• **Exercise details**: Reproduce the records below exactly as given.
# # # # #
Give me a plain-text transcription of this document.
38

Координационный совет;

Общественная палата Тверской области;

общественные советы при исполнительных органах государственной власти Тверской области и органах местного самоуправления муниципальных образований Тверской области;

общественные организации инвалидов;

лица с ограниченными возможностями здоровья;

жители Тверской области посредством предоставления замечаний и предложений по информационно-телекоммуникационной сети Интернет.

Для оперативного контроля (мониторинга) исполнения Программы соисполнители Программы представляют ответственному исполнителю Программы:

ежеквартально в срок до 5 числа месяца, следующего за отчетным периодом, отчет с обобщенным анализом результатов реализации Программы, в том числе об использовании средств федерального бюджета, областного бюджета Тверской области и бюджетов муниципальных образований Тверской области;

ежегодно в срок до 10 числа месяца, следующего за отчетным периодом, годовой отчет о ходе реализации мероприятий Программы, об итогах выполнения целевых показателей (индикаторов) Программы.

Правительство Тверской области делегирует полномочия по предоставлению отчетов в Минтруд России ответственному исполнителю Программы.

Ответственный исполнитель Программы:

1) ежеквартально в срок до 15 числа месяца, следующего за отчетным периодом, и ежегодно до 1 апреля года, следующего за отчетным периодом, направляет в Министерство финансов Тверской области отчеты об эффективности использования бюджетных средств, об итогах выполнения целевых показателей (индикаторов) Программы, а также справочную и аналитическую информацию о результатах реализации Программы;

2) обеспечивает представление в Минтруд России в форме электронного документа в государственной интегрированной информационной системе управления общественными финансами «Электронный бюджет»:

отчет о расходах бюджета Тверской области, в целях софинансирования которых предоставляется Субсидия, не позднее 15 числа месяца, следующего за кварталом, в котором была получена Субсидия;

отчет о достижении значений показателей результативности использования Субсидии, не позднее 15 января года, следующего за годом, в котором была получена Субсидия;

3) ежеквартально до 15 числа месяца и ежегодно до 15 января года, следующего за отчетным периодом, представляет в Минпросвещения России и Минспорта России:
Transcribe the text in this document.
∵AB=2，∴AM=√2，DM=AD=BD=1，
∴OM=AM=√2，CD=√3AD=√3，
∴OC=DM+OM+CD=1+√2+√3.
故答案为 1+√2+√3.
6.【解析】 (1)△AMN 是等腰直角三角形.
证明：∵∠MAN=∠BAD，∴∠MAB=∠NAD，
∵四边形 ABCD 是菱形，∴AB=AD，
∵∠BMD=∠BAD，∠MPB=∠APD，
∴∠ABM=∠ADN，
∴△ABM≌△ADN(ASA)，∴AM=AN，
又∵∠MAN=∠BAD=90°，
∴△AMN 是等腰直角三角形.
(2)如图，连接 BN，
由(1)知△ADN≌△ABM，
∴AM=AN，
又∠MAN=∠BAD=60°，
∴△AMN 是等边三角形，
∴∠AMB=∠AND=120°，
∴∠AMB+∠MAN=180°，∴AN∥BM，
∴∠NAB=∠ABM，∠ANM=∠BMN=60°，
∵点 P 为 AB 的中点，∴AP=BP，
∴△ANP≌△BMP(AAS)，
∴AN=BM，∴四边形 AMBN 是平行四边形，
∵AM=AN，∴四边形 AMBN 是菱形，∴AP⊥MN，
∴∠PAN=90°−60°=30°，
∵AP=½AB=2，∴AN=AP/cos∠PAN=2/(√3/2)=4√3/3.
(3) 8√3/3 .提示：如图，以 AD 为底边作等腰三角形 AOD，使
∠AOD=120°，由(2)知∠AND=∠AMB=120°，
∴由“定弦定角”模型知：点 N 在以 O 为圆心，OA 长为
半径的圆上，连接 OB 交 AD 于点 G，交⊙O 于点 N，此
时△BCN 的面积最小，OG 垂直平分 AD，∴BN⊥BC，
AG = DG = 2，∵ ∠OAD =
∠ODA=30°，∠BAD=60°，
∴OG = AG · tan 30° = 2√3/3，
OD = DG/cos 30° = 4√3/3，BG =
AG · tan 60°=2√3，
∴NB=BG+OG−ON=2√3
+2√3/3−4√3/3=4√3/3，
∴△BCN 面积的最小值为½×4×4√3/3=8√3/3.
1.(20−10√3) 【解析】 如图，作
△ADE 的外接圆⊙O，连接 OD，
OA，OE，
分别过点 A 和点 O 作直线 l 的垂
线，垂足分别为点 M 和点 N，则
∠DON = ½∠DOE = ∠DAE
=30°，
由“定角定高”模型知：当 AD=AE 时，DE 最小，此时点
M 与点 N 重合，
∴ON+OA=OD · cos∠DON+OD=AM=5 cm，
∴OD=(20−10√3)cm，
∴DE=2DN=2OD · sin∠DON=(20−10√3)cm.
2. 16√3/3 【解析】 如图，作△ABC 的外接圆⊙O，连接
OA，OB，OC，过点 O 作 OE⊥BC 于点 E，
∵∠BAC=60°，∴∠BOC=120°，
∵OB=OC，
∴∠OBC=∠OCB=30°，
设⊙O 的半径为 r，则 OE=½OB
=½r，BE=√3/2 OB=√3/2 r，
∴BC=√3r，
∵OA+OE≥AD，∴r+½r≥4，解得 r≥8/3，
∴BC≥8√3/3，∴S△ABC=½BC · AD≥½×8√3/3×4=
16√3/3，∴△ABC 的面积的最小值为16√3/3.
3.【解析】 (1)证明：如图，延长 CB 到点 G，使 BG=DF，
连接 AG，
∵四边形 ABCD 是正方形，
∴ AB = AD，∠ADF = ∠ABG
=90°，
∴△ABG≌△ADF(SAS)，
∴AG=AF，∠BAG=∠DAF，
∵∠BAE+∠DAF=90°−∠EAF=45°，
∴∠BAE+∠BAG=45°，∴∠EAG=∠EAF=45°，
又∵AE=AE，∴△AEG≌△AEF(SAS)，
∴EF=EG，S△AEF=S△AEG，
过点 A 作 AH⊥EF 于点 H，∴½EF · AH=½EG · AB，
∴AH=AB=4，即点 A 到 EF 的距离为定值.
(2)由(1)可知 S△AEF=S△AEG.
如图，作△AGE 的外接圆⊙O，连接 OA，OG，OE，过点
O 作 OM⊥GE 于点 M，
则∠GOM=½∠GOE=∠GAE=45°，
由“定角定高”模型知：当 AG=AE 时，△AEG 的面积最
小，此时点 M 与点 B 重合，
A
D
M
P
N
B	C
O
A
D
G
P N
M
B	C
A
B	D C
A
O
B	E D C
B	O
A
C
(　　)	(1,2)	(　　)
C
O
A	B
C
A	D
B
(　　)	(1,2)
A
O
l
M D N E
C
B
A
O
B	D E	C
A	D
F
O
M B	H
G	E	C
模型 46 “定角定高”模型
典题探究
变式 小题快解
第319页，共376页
# # # # #
• **Result for this exercise**:
Give me a plain-text transcription of this document.
38

Координационный совет;

Общественная палата Тверской области;

общественные советы при исполнительных органах государственной власти Тверской области и органах местного самоуправления муниципальных образований Тверской области;

общественные организации инвалидов;

лица с ограниченными возможностями здоровья;

жители Тверской области посредством предоставления замечаний и предложений по информационно-телекоммуникационной сети Интернет.

Для оперативного контроля (мониторинга) исполнения Программы соисполнители Программы представляют ответственному исполнителю Программы:

ежеквартально в срок до 5 числа месяца, следующего за отчетным периодом, отчет с обобщенным анализом результатов реализации Программы, в том числе об использовании средств федерального бюджета, областного бюджета Тверской области и бюджетов муниципальных образований Тверской области;

ежегодно в срок до 10 числа месяца, следующего за отчетным периодом, годовой отчет о ходе реализации мероприятий Программы, об итогах выполнения целевых показателей (индикаторов) Программы.

Правительство Тверской области делегирует полномочия по предоставлению отчетов в Минтруд России ответственному исполнителю Программы.

Ответственный исполнитель Программы:

1) ежеквартально в срок до 15 числа месяца, следующего за отчетным периодом, и ежегодно до 1 апреля года, следующего за отчетным периодом, направляет в Министерство финансов Тверской области отчеты об эффективности использования бюджетных средств, об итогах выполнения целевых показателей (индикаторов) Программы, а также справочную и аналитическую информацию о результатах реализации Программы;

2) обеспечивает представление в Минтруд России в форме электронного документа в государственной интегрированной информационной системе управления общественными финансами «Электронный бюджет»:

отчет о расходах бюджета Тверской области, в целях софинансирования которых предоставляется Субсидия, не позднее 15 числа месяца, следующего за кварталом, в котором была получена Субсидия;

отчет о достижении значений показателей результативности использования Субсидии, не позднее 15 января года, следующего за годом, в котором была получена Субсидия;

3) ежеквартально до 15 числа месяца и ежегодно до 15 января года, следующего за отчетным периодом, представляет в Минпросвещения России и Минспорта России:
Transcribe the text in this document.
∵AB=2，∴AM=√2，DM=AD=BD=1，
∴OM=AM=√2，CD=√3AD=√3，
∴OC=DM+OM+CD=1+√2+√3.
故答案为 1+√2+√3.
6.【解析】 (1)△AMN 是等腰直角三角形.
证明：∵∠MAN=∠BAD，∴∠MAB=∠NAD，
∵四边形 ABCD 是菱形，∴AB=AD，
∵∠BMD=∠BAD，∠MPB=∠APD，
∴∠ABM=∠ADN，
∴△ABM≌△ADN(ASA)，∴AM=AN，
又∵∠MAN=∠BAD=90°，
∴△AMN 是等腰直角三角形.
(2)如图，连接 BN，
由(1)知△ADN≌△ABM，
∴AM=AN，
又∠MAN=∠BAD=60°，
∴△AMN 是等边三角形，
∴∠AMB=∠AND=120°，
∴∠AMB+∠MAN=180°，∴AN∥BM，
∴∠NAB=∠ABM，∠ANM=∠BMN=60°，
∵点 P 为 AB 的中点，∴AP=BP，
∴△ANP≌△BMP(AAS)，
∴AN=BM，∴四边形 AMBN 是平行四边形，
∵AM=AN，∴四边形 AMBN 是菱形，∴AP⊥MN，
∴∠PAN=90°−60°=30°，
∵AP=½AB=2，∴AN=AP/cos∠PAN=2/(√3/2)=4√3/3.
(3) 8√3/3 .提示：如图，以 AD 为底边作等腰三角形 AOD，使
∠AOD=120°，由(2)知∠AND=∠AMB=120°，
∴由“定弦定角”模型知：点 N 在以 O 为圆心，OA 长为
半径的圆上，连接 OB 交 AD 于点 G，交⊙O 于点 N，此
时△BCN 的面积最小，OG 垂直平分 AD，∴BN⊥BC，
AG = DG = 2，∵ ∠OAD =
∠ODA=30°，∠BAD=60°，
∴OG = AG · tan 30° = 2√3/3，
OD = DG/cos 30° = 4√3/3，BG =
AG · tan 60°=2√3，
∴NB=BG+OG−ON=2√3
+2√3/3−4√3/3=4√3/3，
∴△BCN 面积的最小值为½×4×4√3/3=8√3/3.
1.(20−10√3) 【解析】 如图，作
△ADE 的外接圆⊙O，连接 OD，
OA，OE，
分别过点 A 和点 O 作直线 l 的垂
线，垂足分别为点 M 和点 N，则
∠DON = ½∠DOE = ∠DAE
=30°，
由“定角定高”模型知：当 AD=AE 时，DE 最小，此时点
M 与点 N 重合，
∴ON+OA=OD · cos∠DON+OD=AM=5 cm，
∴OD=(20−10√3)cm，
∴DE=2DN=2OD · sin∠DON=(20−10√3)cm.
2. 16√3/3 【解析】 如图，作△ABC 的外接圆⊙O，连接
OA，OB，OC，过点 O 作 OE⊥BC 于点 E，
∵∠BAC=60°，∴∠BOC=120°，
∵OB=OC，
∴∠OBC=∠OCB=30°，
设⊙O 的半径为 r，则 OE=½OB
=½r，BE=√3/2 OB=√3/2 r，
∴BC=√3r，
∵OA+OE≥AD，∴r+½r≥4，解得 r≥8/3，
∴BC≥8√3/3，∴S△ABC=½BC · AD≥½×8√3/3×4=
16√3/3，∴△ABC 的面积的最小值为16√3/3.
3.【解析】 (1)证明：如图，延长 CB 到点 G，使 BG=DF，
连接 AG，
∵四边形 ABCD 是正方形，
∴ AB = AD，∠ADF = ∠ABG
=90°，
∴△ABG≌△ADF(SAS)，
∴AG=AF，∠BAG=∠DAF，
∵∠BAE+∠DAF=90°−∠EAF=45°，
∴∠BAE+∠BAG=45°，∴∠EAG=∠EAF=45°，
又∵AE=AE，∴△AEG≌△AEF(SAS)，
∴EF=EG，S△AEF=S△AEG，
过点 A 作 AH⊥EF 于点 H，∴½EF · AH=½EG · AB，
∴AH=AB=4，即点 A 到 EF 的距离为定值.
(2)由(1)可知 S△AEF=S△AEG.
如图，作△AGE 的外接圆⊙O，连接 OA，OG，OE，过点
O 作 OM⊥GE 于点 M，
则∠GOM=½∠GOE=∠GAE=45°，
由“定角定高”模型知：当 AG=AE 时，△AEG 的面积最
小，此时点 M 与点 B 重合，
A
D
M
P
N
B	C
O
A
D
G
P N
M
B	C
A
B	D C
A
O
B	E D C
B	O
A
C
(　　)	(1,2)	(　　)
C
O
A	B
C
A	D
B
(　　)	(1,2)
A
O
l
M D N E
C
B
A
O
B	D E	C
A	D
F
O
M B	H
G	E	C
模型 46 “定角定高”模型
典题探究
变式 小题快解
第319页，共376页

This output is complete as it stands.